→ **Task details**
Copy out every record below with complete accuracy.

** Start Record list **

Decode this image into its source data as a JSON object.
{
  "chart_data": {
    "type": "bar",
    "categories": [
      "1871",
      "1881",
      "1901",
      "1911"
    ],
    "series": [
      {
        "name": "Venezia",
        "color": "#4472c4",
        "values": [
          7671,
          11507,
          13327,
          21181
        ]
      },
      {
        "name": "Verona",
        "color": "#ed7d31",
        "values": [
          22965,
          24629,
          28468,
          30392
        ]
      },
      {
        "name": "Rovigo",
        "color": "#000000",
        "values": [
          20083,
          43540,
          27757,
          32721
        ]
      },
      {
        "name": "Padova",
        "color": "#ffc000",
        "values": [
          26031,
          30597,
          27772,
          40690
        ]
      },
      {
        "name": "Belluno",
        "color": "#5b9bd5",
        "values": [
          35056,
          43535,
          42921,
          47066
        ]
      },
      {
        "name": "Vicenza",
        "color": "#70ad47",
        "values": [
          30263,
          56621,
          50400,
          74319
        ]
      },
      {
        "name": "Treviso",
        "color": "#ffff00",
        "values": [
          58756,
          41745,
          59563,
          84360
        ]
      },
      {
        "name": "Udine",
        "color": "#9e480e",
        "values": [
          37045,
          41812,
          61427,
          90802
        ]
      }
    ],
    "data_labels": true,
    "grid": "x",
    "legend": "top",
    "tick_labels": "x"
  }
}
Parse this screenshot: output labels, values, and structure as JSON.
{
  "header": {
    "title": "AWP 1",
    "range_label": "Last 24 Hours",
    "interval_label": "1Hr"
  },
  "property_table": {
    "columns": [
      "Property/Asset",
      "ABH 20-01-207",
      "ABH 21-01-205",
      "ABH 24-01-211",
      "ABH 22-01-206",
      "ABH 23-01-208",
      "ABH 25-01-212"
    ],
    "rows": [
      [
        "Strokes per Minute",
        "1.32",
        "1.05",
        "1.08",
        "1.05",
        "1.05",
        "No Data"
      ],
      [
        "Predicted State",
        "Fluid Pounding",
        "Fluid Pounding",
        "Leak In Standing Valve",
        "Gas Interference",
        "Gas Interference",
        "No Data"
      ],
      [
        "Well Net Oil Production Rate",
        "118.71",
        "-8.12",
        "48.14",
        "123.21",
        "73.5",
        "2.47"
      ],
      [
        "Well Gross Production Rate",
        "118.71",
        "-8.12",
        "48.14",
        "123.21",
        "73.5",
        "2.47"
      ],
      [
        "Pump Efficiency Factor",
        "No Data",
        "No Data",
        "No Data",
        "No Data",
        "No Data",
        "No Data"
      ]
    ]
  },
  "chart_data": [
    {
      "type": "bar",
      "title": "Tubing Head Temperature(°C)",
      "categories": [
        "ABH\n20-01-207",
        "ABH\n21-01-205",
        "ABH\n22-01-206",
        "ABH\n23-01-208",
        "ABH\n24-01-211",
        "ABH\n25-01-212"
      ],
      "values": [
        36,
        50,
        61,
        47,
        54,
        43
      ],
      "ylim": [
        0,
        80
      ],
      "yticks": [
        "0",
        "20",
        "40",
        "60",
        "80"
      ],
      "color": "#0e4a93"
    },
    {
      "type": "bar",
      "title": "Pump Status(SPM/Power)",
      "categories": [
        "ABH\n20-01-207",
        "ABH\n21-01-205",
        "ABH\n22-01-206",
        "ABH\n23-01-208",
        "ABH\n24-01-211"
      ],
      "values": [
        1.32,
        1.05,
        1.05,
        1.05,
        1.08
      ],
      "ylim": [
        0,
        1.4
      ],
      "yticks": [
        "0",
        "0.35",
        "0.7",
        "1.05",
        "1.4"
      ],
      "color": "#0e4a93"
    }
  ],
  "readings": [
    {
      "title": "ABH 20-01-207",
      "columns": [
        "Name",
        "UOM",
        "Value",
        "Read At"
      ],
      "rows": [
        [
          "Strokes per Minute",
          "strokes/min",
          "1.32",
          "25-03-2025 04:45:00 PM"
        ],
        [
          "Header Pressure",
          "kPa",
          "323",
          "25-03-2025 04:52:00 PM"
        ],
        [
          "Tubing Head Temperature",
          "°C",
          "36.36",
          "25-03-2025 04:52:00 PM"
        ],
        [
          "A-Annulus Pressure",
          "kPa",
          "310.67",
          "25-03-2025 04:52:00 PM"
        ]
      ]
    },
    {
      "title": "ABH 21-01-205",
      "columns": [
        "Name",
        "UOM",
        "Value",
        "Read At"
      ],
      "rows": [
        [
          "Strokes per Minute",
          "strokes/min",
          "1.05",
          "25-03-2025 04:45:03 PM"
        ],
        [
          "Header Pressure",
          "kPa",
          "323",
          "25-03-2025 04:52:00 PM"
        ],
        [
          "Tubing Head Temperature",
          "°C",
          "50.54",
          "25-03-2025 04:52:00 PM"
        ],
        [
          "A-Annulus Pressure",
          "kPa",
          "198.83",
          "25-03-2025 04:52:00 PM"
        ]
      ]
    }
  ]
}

** End Record list **

→ **Output for this exercise**
Decode this image into its source data as a JSON object.
{
  "chart_data": {
    "type": "bar",
    "categories": [
      "1871",
      "1881",
      "1901",
      "1911"
    ],
    "series": [
      {
        "name": "Venezia",
        "color": "#4472c4",
        "values": [
          7671,
          11507,
          13327,
          21181
        ]
      },
      {
        "name": "Verona",
        "color": "#ed7d31",
        "values": [
          22965,
          24629,
          28468,
          30392
        ]
      },
      {
        "name": "Rovigo",
        "color": "#000000",
        "values": [
          20083,
          43540,
          27757,
          32721
        ]
      },
      {
        "name": "Padova",
        "color": "#ffc000",
        "values": [
          26031,
          30597,
          27772,
          40690
        ]
      },
      {
        "name": "Belluno",
        "color": "#5b9bd5",
        "values": [
          35056,
          43535,
          42921,
          47066
        ]
      },
      {
        "name": "Vicenza",
        "color": "#70ad47",
        "values": [
          30263,
          56621,
          50400,
          74319
        ]
      },
      {
        "name": "Treviso",
        "color": "#ffff00",
        "values": [
          58756,
          41745,
          59563,
          84360
        ]
      },
      {
        "name": "Udine",
        "color": "#9e480e",
        "values": [
          37045,
          41812,
          61427,
          90802
        ]
      }
    ],
    "data_labels": true,
    "grid": "x",
    "legend": "top",
    "tick_labels": "x"
  }
}
Parse this screenshot: output labels, values, and structure as JSON.
{
  "header": {
    "title": "AWP 1",
    "range_label": "Last 24 Hours",
    "interval_label": "1Hr"
  },
  "property_table": {
    "columns": [
      "Property/Asset",
      "ABH 20-01-207",
      "ABH 21-01-205",
      "ABH 24-01-211",
      "ABH 22-01-206",
      "ABH 23-01-208",
      "ABH 25-01-212"
    ],
    "rows": [
      [
        "Strokes per Minute",
        "1.32",
        "1.05",
        "1.08",
        "1.05",
        "1.05",
        "No Data"
      ],
      [
        "Predicted State",
        "Fluid Pounding",
        "Fluid Pounding",
        "Leak In Standing Valve",
        "Gas Interference",
        "Gas Interference",
        "No Data"
      ],
      [
        "Well Net Oil Production Rate",
        "118.71",
        "-8.12",
        "48.14",
        "123.21",
        "73.5",
        "2.47"
      ],
      [
        "Well Gross Production Rate",
        "118.71",
        "-8.12",
        "48.14",
        "123.21",
        "73.5",
        "2.47"
      ],
      [
        "Pump Efficiency Factor",
        "No Data",
        "No Data",
        "No Data",
        "No Data",
        "No Data",
        "No Data"
      ]
    ]
  },
  "chart_data": [
    {
      "type": "bar",
      "title": "Tubing Head Temperature(°C)",
      "categories": [
        "ABH\n20-01-207",
        "ABH\n21-01-205",
        "ABH\n22-01-206",
        "ABH\n23-01-208",
        "ABH\n24-01-211",
        "ABH\n25-01-212"
      ],
      "values": [
        36,
        50,
        61,
        47,
        54,
        43
      ],
      "ylim": [
        0,
        80
      ],
      "yticks": [
        "0",
        "20",
        "40",
        "60",
        "80"
      ],
      "color": "#0e4a93"
    },
    {
      "type": "bar",
      "title": "Pump Status(SPM/Power)",
      "categories": [
        "ABH\n20-01-207",
        "ABH\n21-01-205",
        "ABH\n22-01-206",
        "ABH\n23-01-208",
        "ABH\n24-01-211"
      ],
      "values": [
        1.32,
        1.05,
        1.05,
        1.05,
        1.08
      ],
      "ylim": [
        0,
        1.4
      ],
      "yticks": [
        "0",
        "0.35",
        "0.7",
        "1.05",
        "1.4"
      ],
      "color": "#0e4a93"
    }
  ],
  "readings": [
    {
      "title": "ABH 20-01-207",
      "columns": [
        "Name",
        "UOM",
        "Value",
        "Read At"
      ],
      "rows": [
        [
          "Strokes per Minute",
          "strokes/min",
          "1.32",
          "25-03-2025 04:45:00 PM"
        ],
        [
          "Header Pressure",
          "kPa",
          "323",
          "25-03-2025 04:52:00 PM"
        ],
        [
          "Tubing Head Temperature",
          "°C",
          "36.36",
          "25-03-2025 04:52:00 PM"
        ],
        [
          "A-Annulus Pressure",
          "kPa",
          "310.67",
          "25-03-2025 04:52:00 PM"
        ]
      ]
    },
    {
      "title": "ABH 21-01-205",
      "columns": [
        "Name",
        "UOM",
        "Value",
        "Read At"
      ],
      "rows": [
        [
          "Strokes per Minute",
          "strokes/min",
          "1.05",
          "25-03-2025 04:45:03 PM"
        ],
        [
          "Header Pressure",
          "kPa",
          "323",
          "25-03-2025 04:52:00 PM"
        ],
        [
          "Tubing Head Temperature",
          "°C",
          "50.54",
          "25-03-2025 04:52:00 PM"
        ],
        [
          "A-Annulus Pressure",
          "kPa",
          "198.83",
          "25-03-2025 04:52:00 PM"
        ]
      ]
    }
  ]
}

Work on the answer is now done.